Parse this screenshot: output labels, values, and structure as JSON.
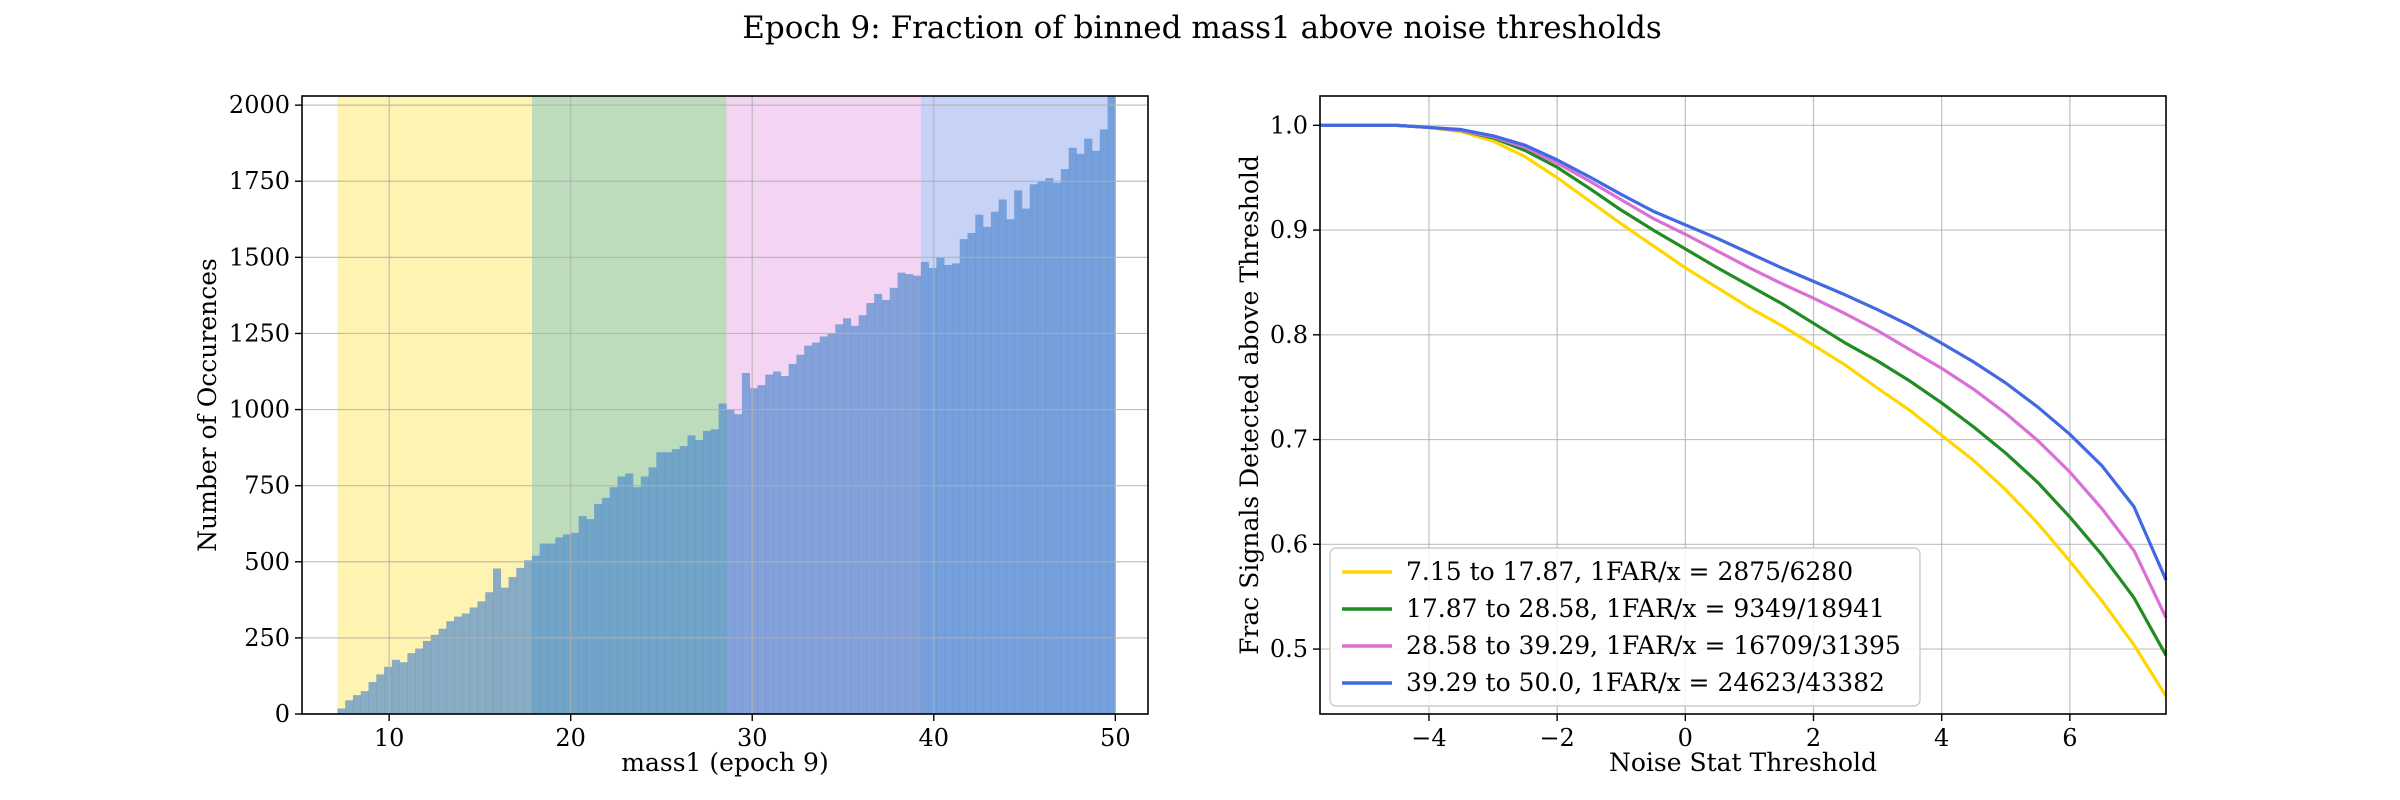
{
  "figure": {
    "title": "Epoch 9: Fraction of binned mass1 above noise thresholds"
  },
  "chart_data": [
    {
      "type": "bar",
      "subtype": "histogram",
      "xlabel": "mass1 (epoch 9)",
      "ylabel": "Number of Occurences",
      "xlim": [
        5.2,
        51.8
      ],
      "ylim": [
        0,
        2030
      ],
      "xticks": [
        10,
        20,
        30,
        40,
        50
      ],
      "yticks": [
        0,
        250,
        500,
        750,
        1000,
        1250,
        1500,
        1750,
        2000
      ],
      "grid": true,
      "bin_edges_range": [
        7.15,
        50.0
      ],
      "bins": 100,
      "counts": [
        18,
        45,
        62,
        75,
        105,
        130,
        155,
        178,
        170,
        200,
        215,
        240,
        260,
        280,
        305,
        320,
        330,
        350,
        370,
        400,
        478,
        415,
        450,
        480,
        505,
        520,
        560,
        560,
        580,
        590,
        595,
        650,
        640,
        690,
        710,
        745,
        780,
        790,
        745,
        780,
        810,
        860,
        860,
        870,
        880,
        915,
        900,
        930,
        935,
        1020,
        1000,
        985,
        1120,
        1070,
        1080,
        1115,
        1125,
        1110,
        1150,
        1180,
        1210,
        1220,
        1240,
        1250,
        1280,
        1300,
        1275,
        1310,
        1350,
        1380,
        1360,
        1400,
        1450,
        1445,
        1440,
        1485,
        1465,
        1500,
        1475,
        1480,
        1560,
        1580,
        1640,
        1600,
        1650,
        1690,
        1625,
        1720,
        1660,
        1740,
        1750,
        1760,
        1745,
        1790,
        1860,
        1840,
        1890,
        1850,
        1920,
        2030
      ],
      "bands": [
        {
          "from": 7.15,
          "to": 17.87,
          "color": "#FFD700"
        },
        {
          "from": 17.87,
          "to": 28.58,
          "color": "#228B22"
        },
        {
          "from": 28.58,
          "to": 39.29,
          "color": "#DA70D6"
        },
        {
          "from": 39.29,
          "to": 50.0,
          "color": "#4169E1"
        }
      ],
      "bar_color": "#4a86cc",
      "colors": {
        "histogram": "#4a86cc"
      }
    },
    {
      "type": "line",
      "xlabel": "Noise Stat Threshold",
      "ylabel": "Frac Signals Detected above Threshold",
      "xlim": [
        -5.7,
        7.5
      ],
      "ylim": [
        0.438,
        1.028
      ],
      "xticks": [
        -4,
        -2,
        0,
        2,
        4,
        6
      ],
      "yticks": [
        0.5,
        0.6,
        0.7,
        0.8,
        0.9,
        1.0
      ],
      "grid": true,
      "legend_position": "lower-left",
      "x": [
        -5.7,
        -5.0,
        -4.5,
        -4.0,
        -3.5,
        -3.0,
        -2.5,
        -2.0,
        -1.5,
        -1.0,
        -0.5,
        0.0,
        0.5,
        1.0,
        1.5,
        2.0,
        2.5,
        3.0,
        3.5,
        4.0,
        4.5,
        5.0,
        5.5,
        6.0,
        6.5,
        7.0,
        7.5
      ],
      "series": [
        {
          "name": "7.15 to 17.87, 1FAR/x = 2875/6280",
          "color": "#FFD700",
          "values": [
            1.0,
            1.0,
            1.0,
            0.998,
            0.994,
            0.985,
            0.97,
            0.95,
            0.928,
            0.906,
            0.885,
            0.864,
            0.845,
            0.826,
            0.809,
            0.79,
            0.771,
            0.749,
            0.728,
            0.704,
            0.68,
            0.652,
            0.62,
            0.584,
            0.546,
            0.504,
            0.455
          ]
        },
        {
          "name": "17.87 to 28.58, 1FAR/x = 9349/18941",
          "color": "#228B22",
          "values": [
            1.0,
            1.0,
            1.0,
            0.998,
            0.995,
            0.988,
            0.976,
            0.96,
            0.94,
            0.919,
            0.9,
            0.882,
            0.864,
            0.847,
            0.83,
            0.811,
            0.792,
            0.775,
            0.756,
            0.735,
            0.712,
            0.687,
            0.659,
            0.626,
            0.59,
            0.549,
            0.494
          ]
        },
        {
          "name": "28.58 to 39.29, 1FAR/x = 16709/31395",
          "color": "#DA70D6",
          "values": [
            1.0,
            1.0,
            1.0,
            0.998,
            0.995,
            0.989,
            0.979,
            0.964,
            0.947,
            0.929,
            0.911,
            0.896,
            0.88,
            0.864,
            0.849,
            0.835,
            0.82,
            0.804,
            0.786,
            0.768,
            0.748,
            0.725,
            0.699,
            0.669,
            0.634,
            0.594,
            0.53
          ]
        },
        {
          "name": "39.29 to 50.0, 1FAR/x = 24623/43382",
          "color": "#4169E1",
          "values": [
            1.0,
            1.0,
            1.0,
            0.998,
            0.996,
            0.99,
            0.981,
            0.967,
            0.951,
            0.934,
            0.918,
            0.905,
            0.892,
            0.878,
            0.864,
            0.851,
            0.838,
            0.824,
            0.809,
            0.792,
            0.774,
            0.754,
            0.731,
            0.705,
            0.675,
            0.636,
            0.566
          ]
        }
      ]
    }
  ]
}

****************************************

Problem description: Copy each line above that contains the string "ylabel".

Answer below:
      "ylabel": "Number of Occurences",
      "ylabel": "Frac Signals Detected above Threshold",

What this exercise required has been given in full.